=== Do this ===
Of the lines in these entries, how many contain the string "Burnt"? Give the number and nothing else.

— START OF Dataset entries —

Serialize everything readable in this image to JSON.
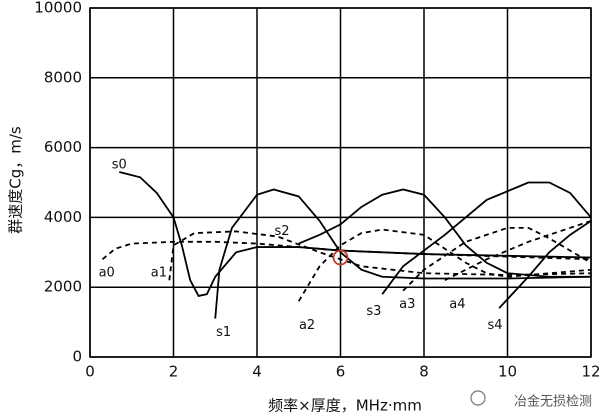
{
  "chart_data": {
    "type": "line",
    "xlabel": "频率×厚度，MHz·mm",
    "ylabel": "群速度Cg，m/s",
    "xlim": [
      0,
      12
    ],
    "xticks": [
      0,
      2,
      4,
      6,
      8,
      10,
      12
    ],
    "ylim": [
      0,
      10000
    ],
    "yticks": [
      0,
      2000,
      4000,
      6000,
      8000,
      10000
    ],
    "grid": true,
    "marker": {
      "x": 6,
      "y": 2850,
      "color": "#c0392b"
    },
    "watermark": "冶金无损检测",
    "series": [
      {
        "name": "s0",
        "color": "#000000",
        "style": "solid",
        "x": [
          0.7,
          1.2,
          1.6,
          2,
          2.2,
          2.4,
          2.6,
          2.8,
          3,
          3.5,
          4,
          5,
          6,
          7,
          8,
          10,
          12
        ],
        "values": [
          5300,
          5150,
          4700,
          4000,
          3200,
          2200,
          1750,
          1800,
          2300,
          3000,
          3150,
          3150,
          3050,
          3000,
          2950,
          2900,
          2850
        ]
      },
      {
        "name": "a0",
        "color": "#000000",
        "style": "dashed",
        "x": [
          0.3,
          0.6,
          1,
          2,
          3,
          4,
          5,
          6,
          8,
          12
        ],
        "values": [
          2800,
          3100,
          3250,
          3300,
          3300,
          3250,
          3150,
          3050,
          2950,
          2800
        ]
      },
      {
        "name": "a1",
        "color": "#000000",
        "style": "dashed",
        "x": [
          1.9,
          2,
          2.5,
          3.5,
          4.5,
          5.5,
          6.5,
          8,
          10,
          12
        ],
        "values": [
          2200,
          3200,
          3550,
          3600,
          3450,
          3000,
          2600,
          2400,
          2350,
          2400
        ]
      },
      {
        "name": "s1",
        "color": "#000000",
        "style": "solid",
        "x": [
          3,
          3.1,
          3.4,
          4,
          4.4,
          5,
          5.5,
          6,
          6.5,
          7,
          8,
          10,
          12
        ],
        "values": [
          1100,
          2500,
          3700,
          4650,
          4800,
          4600,
          3900,
          3000,
          2500,
          2300,
          2250,
          2250,
          2300
        ]
      },
      {
        "name": "s2",
        "color": "#000000",
        "style": "solid",
        "x": [
          5,
          5.5,
          6,
          6.5,
          7,
          7.5,
          8,
          8.5,
          9,
          9.5,
          10,
          11,
          12
        ],
        "values": [
          3250,
          3500,
          3800,
          4300,
          4650,
          4800,
          4650,
          4000,
          3200,
          2700,
          2400,
          2300,
          2300
        ]
      },
      {
        "name": "a2",
        "color": "#000000",
        "style": "dashed",
        "x": [
          5,
          5.5,
          6,
          6.5,
          7,
          8,
          8.5,
          9,
          9.5,
          10,
          12
        ],
        "values": [
          1600,
          2600,
          3200,
          3550,
          3650,
          3500,
          3100,
          2700,
          2400,
          2300,
          2500
        ]
      },
      {
        "name": "s3",
        "color": "#000000",
        "style": "solid",
        "x": [
          7,
          7.5,
          8.5,
          9.5,
          10.5,
          11,
          11.5,
          12
        ],
        "values": [
          1800,
          2600,
          3500,
          4500,
          5000,
          5000,
          4700,
          4000
        ]
      },
      {
        "name": "a3",
        "color": "#000000",
        "style": "dashed",
        "x": [
          7.5,
          8,
          9,
          10,
          10.5,
          11,
          12
        ],
        "values": [
          1900,
          2500,
          3300,
          3700,
          3700,
          3400,
          2700
        ]
      },
      {
        "name": "a4",
        "color": "#000000",
        "style": "dashed",
        "x": [
          8.5,
          9.5,
          10.5,
          12
        ],
        "values": [
          2200,
          2800,
          3300,
          3900
        ]
      },
      {
        "name": "s4",
        "color": "#000000",
        "style": "solid",
        "x": [
          9.8,
          10.5,
          11,
          11.5,
          12
        ],
        "values": [
          1400,
          2300,
          3000,
          3500,
          3900
        ]
      }
    ]
  }
}
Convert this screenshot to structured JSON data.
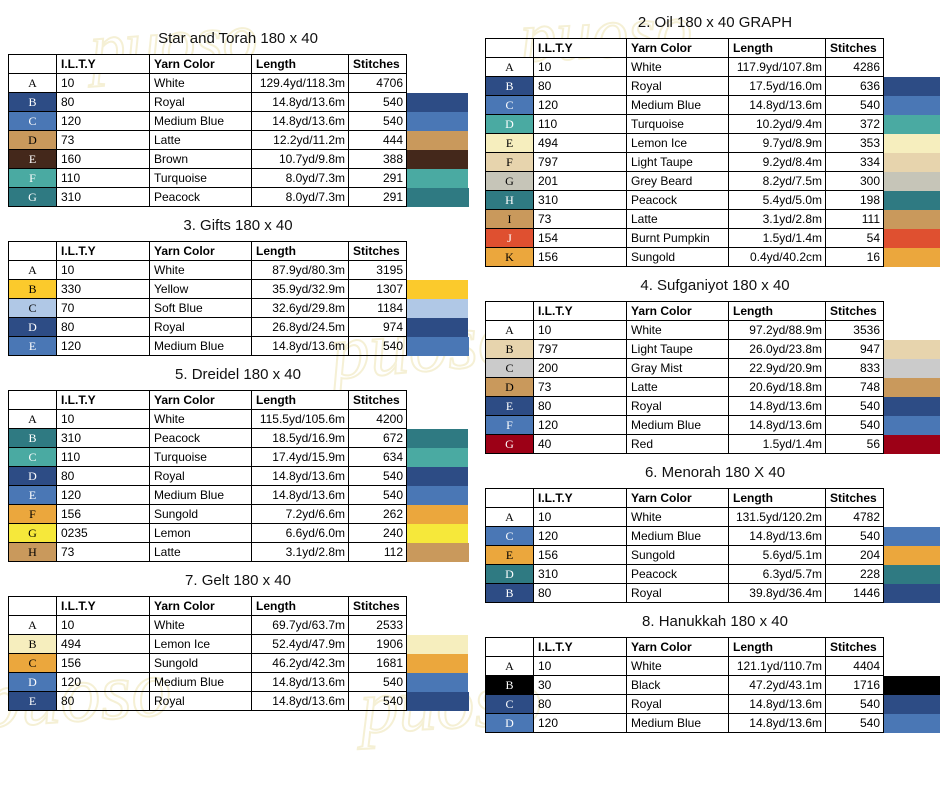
{
  "watermark": {
    "text": "puoso"
  },
  "columns": {
    "headers": [
      "I.L.T.Y",
      "Yarn Color",
      "Length",
      "Stitches"
    ]
  },
  "yarn_colors": {
    "White": "#ffffff",
    "Royal": "#2d4c85",
    "Medium Blue": "#4a77b5",
    "Latte": "#c9995c",
    "Brown": "#44281b",
    "Turquoise": "#4aaaa2",
    "Peacock": "#2f7a82",
    "Lemon Ice": "#f6eebe",
    "Light Taupe": "#e7d4ad",
    "Grey Beard": "#c6c5b8",
    "Burnt Pumpkin": "#df5030",
    "Sungold": "#eba73d",
    "Yellow": "#fbca2c",
    "Soft Blue": "#b0c8e6",
    "Gray Mist": "#cbcbcb",
    "Red": "#9c0016",
    "Lemon": "#f6e83a",
    "Black": "#000000"
  },
  "tables": [
    {
      "id": "star-and-torah",
      "title": "Star and Torah 180 x 40",
      "column": "left",
      "rows": [
        {
          "letter": "A",
          "ilty": "10",
          "color": "White",
          "length": "129.4yd/118.3m",
          "stitches": "4706"
        },
        {
          "letter": "B",
          "ilty": "80",
          "color": "Royal",
          "length": "14.8yd/13.6m",
          "stitches": "540"
        },
        {
          "letter": "C",
          "ilty": "120",
          "color": "Medium Blue",
          "length": "14.8yd/13.6m",
          "stitches": "540"
        },
        {
          "letter": "D",
          "ilty": "73",
          "color": "Latte",
          "length": "12.2yd/11.2m",
          "stitches": "444"
        },
        {
          "letter": "E",
          "ilty": "160",
          "color": "Brown",
          "length": "10.7yd/9.8m",
          "stitches": "388"
        },
        {
          "letter": "F",
          "ilty": "110",
          "color": "Turquoise",
          "length": "8.0yd/7.3m",
          "stitches": "291"
        },
        {
          "letter": "G",
          "ilty": "310",
          "color": "Peacock",
          "length": "8.0yd/7.3m",
          "stitches": "291"
        }
      ]
    },
    {
      "id": "oil",
      "title": "2. Oil 180 x 40 GRAPH",
      "column": "right",
      "rows": [
        {
          "letter": "A",
          "ilty": "10",
          "color": "White",
          "length": "117.9yd/107.8m",
          "stitches": "4286"
        },
        {
          "letter": "B",
          "ilty": "80",
          "color": "Royal",
          "length": "17.5yd/16.0m",
          "stitches": "636"
        },
        {
          "letter": "C",
          "ilty": "120",
          "color": "Medium Blue",
          "length": "14.8yd/13.6m",
          "stitches": "540"
        },
        {
          "letter": "D",
          "ilty": "110",
          "color": "Turquoise",
          "length": "10.2yd/9.4m",
          "stitches": "372"
        },
        {
          "letter": "E",
          "ilty": "494",
          "color": "Lemon Ice",
          "length": "9.7yd/8.9m",
          "stitches": "353"
        },
        {
          "letter": "F",
          "ilty": "797",
          "color": "Light Taupe",
          "length": "9.2yd/8.4m",
          "stitches": "334"
        },
        {
          "letter": "G",
          "ilty": "201",
          "color": "Grey Beard",
          "length": "8.2yd/7.5m",
          "stitches": "300"
        },
        {
          "letter": "H",
          "ilty": "310",
          "color": "Peacock",
          "length": "5.4yd/5.0m",
          "stitches": "198"
        },
        {
          "letter": "I",
          "ilty": "73",
          "color": "Latte",
          "length": "3.1yd/2.8m",
          "stitches": "111"
        },
        {
          "letter": "J",
          "ilty": "154",
          "color": "Burnt Pumpkin",
          "length": "1.5yd/1.4m",
          "stitches": "54"
        },
        {
          "letter": "K",
          "ilty": "156",
          "color": "Sungold",
          "length": "0.4yd/40.2cm",
          "stitches": "16"
        }
      ]
    },
    {
      "id": "gifts",
      "title": "3. Gifts 180 x 40",
      "column": "left",
      "rows": [
        {
          "letter": "A",
          "ilty": "10",
          "color": "White",
          "length": "87.9yd/80.3m",
          "stitches": "3195"
        },
        {
          "letter": "B",
          "ilty": "330",
          "color": "Yellow",
          "length": "35.9yd/32.9m",
          "stitches": "1307"
        },
        {
          "letter": "C",
          "ilty": "70",
          "color": "Soft Blue",
          "length": "32.6yd/29.8m",
          "stitches": "1184"
        },
        {
          "letter": "D",
          "ilty": "80",
          "color": "Royal",
          "length": "26.8yd/24.5m",
          "stitches": "974"
        },
        {
          "letter": "E",
          "ilty": "120",
          "color": "Medium Blue",
          "length": "14.8yd/13.6m",
          "stitches": "540"
        }
      ]
    },
    {
      "id": "sufganiyot",
      "title": "4. Sufganiyot 180 x 40",
      "column": "right",
      "rows": [
        {
          "letter": "A",
          "ilty": "10",
          "color": "White",
          "length": "97.2yd/88.9m",
          "stitches": "3536"
        },
        {
          "letter": "B",
          "ilty": "797",
          "color": "Light Taupe",
          "length": "26.0yd/23.8m",
          "stitches": "947"
        },
        {
          "letter": "C",
          "ilty": "200",
          "color": "Gray Mist",
          "length": "22.9yd/20.9m",
          "stitches": "833"
        },
        {
          "letter": "D",
          "ilty": "73",
          "color": "Latte",
          "length": "20.6yd/18.8m",
          "stitches": "748"
        },
        {
          "letter": "E",
          "ilty": "80",
          "color": "Royal",
          "length": "14.8yd/13.6m",
          "stitches": "540"
        },
        {
          "letter": "F",
          "ilty": "120",
          "color": "Medium Blue",
          "length": "14.8yd/13.6m",
          "stitches": "540"
        },
        {
          "letter": "G",
          "ilty": "40",
          "color": "Red",
          "length": "1.5yd/1.4m",
          "stitches": "56"
        }
      ]
    },
    {
      "id": "dreidel",
      "title": "5. Dreidel 180 x 40",
      "column": "left",
      "rows": [
        {
          "letter": "A",
          "ilty": "10",
          "color": "White",
          "length": "115.5yd/105.6m",
          "stitches": "4200"
        },
        {
          "letter": "B",
          "ilty": "310",
          "color": "Peacock",
          "length": "18.5yd/16.9m",
          "stitches": "672"
        },
        {
          "letter": "C",
          "ilty": "110",
          "color": "Turquoise",
          "length": "17.4yd/15.9m",
          "stitches": "634"
        },
        {
          "letter": "D",
          "ilty": "80",
          "color": "Royal",
          "length": "14.8yd/13.6m",
          "stitches": "540"
        },
        {
          "letter": "E",
          "ilty": "120",
          "color": "Medium Blue",
          "length": "14.8yd/13.6m",
          "stitches": "540"
        },
        {
          "letter": "F",
          "ilty": "156",
          "color": "Sungold",
          "length": "7.2yd/6.6m",
          "stitches": "262"
        },
        {
          "letter": "G",
          "ilty": "0235",
          "color": "Lemon",
          "length": "6.6yd/6.0m",
          "stitches": "240"
        },
        {
          "letter": "H",
          "ilty": "73",
          "color": "Latte",
          "length": "3.1yd/2.8m",
          "stitches": "112"
        }
      ]
    },
    {
      "id": "menorah",
      "title": "6. Menorah 180 X 40",
      "column": "right",
      "rows": [
        {
          "letter": "A",
          "ilty": "10",
          "color": "White",
          "length": "131.5yd/120.2m",
          "stitches": "4782"
        },
        {
          "letter": "C",
          "ilty": "120",
          "color": "Medium Blue",
          "length": "14.8yd/13.6m",
          "stitches": "540"
        },
        {
          "letter": "E",
          "ilty": "156",
          "color": "Sungold",
          "length": "5.6yd/5.1m",
          "stitches": "204"
        },
        {
          "letter": "D",
          "ilty": "310",
          "color": "Peacock",
          "length": "6.3yd/5.7m",
          "stitches": "228"
        },
        {
          "letter": "B",
          "ilty": "80",
          "color": "Royal",
          "length": "39.8yd/36.4m",
          "stitches": "1446"
        }
      ]
    },
    {
      "id": "gelt",
      "title": "7. Gelt 180 x 40",
      "column": "left",
      "rows": [
        {
          "letter": "A",
          "ilty": "10",
          "color": "White",
          "length": "69.7yd/63.7m",
          "stitches": "2533"
        },
        {
          "letter": "B",
          "ilty": "494",
          "color": "Lemon Ice",
          "length": "52.4yd/47.9m",
          "stitches": "1906"
        },
        {
          "letter": "C",
          "ilty": "156",
          "color": "Sungold",
          "length": "46.2yd/42.3m",
          "stitches": "1681"
        },
        {
          "letter": "D",
          "ilty": "120",
          "color": "Medium Blue",
          "length": "14.8yd/13.6m",
          "stitches": "540"
        },
        {
          "letter": "E",
          "ilty": "80",
          "color": "Royal",
          "length": "14.8yd/13.6m",
          "stitches": "540"
        }
      ]
    },
    {
      "id": "hanukkah",
      "title": "8. Hanukkah 180 x 40",
      "column": "right",
      "rows": [
        {
          "letter": "A",
          "ilty": "10",
          "color": "White",
          "length": "121.1yd/110.7m",
          "stitches": "4404"
        },
        {
          "letter": "B",
          "ilty": "30",
          "color": "Black",
          "length": "47.2yd/43.1m",
          "stitches": "1716"
        },
        {
          "letter": "C",
          "ilty": "80",
          "color": "Royal",
          "length": "14.8yd/13.6m",
          "stitches": "540"
        },
        {
          "letter": "D",
          "ilty": "120",
          "color": "Medium Blue",
          "length": "14.8yd/13.6m",
          "stitches": "540"
        }
      ]
    }
  ]
}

— END OF Dataset entries —

=== Answer to the task ===
2